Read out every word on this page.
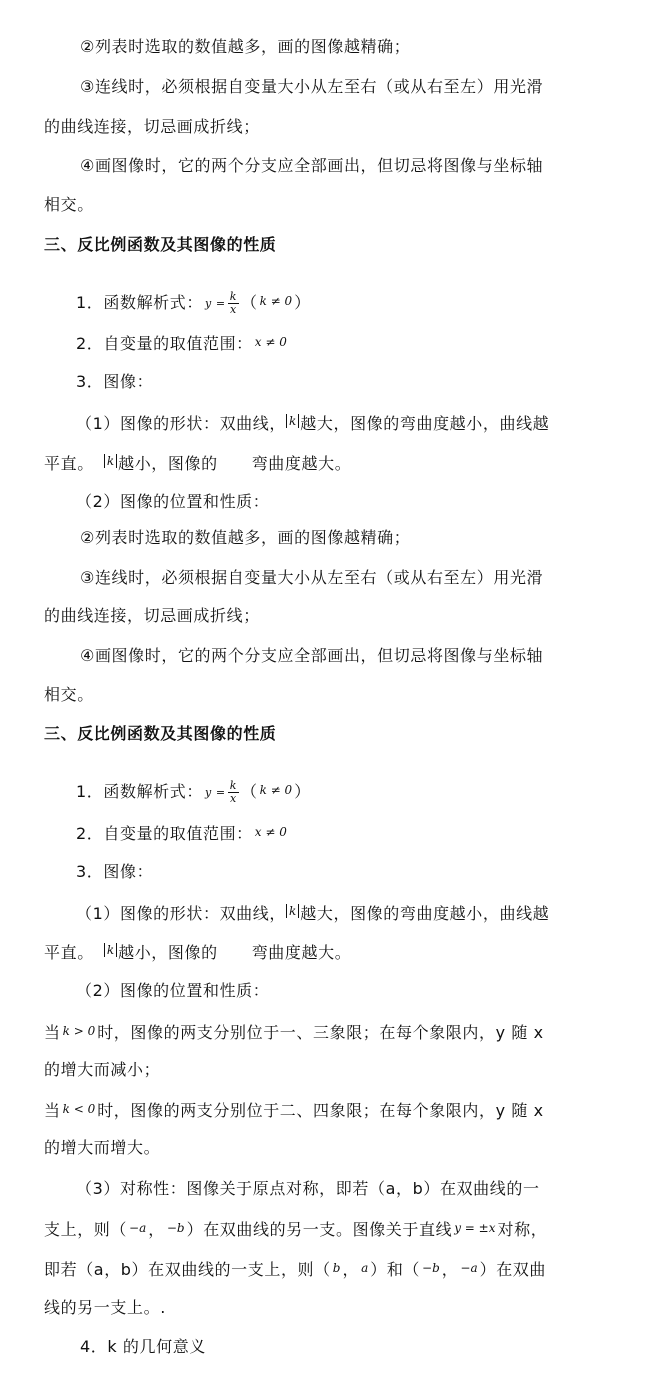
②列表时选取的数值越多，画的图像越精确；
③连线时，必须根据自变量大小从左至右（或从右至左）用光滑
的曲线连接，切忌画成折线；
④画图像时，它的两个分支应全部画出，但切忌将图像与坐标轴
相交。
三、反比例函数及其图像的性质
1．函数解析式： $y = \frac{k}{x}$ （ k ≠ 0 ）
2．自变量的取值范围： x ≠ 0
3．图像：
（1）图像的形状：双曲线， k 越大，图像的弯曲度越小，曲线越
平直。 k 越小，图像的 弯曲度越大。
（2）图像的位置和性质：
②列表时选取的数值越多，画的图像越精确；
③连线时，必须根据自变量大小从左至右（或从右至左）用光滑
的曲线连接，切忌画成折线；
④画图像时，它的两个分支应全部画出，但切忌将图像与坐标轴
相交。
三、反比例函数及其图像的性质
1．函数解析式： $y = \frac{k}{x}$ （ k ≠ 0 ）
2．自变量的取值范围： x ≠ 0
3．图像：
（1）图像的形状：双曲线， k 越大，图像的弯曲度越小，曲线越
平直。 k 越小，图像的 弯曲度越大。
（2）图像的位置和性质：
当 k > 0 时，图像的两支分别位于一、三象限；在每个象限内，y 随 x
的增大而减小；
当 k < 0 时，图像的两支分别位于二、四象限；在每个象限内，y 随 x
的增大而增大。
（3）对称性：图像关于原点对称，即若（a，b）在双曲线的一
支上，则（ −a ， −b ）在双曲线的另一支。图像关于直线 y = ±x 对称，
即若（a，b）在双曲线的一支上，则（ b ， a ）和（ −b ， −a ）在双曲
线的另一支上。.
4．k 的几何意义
..............................
Copy the whole listing above word for word but do not carry over the pictures.

Answer to the problem:
Read out every word on this page.
②列表时选取的数值越多，画的图像越精确；
③连线时，必须根据自变量大小从左至右（或从右至左）用光滑
的曲线连接，切忌画成折线；
④画图像时，它的两个分支应全部画出，但切忌将图像与坐标轴
相交。
三、反比例函数及其图像的性质
1．函数解析式： $y = \frac{k}{x}$ （ k ≠ 0 ）
2．自变量的取值范围： x ≠ 0
3．图像：
（1）图像的形状：双曲线， k 越大，图像的弯曲度越小，曲线越
平直。 k 越小，图像的 弯曲度越大。
（2）图像的位置和性质：
②列表时选取的数值越多，画的图像越精确；
③连线时，必须根据自变量大小从左至右（或从右至左）用光滑
的曲线连接，切忌画成折线；
④画图像时，它的两个分支应全部画出，但切忌将图像与坐标轴
相交。
三、反比例函数及其图像的性质
1．函数解析式： $y = \frac{k}{x}$ （ k ≠ 0 ）
2．自变量的取值范围： x ≠ 0
3．图像：
（1）图像的形状：双曲线， k 越大，图像的弯曲度越小，曲线越
平直。 k 越小，图像的 弯曲度越大。
（2）图像的位置和性质：
当 k > 0 时，图像的两支分别位于一、三象限；在每个象限内，y 随 x
的增大而减小；
当 k < 0 时，图像的两支分别位于二、四象限；在每个象限内，y 随 x
的增大而增大。
（3）对称性：图像关于原点对称，即若（a，b）在双曲线的一
支上，则（ −a ， −b ）在双曲线的另一支。图像关于直线 y = ±x 对称，
即若（a，b）在双曲线的一支上，则（ b ， a ）和（ −b ， −a ）在双曲
线的另一支上。.
4．k 的几何意义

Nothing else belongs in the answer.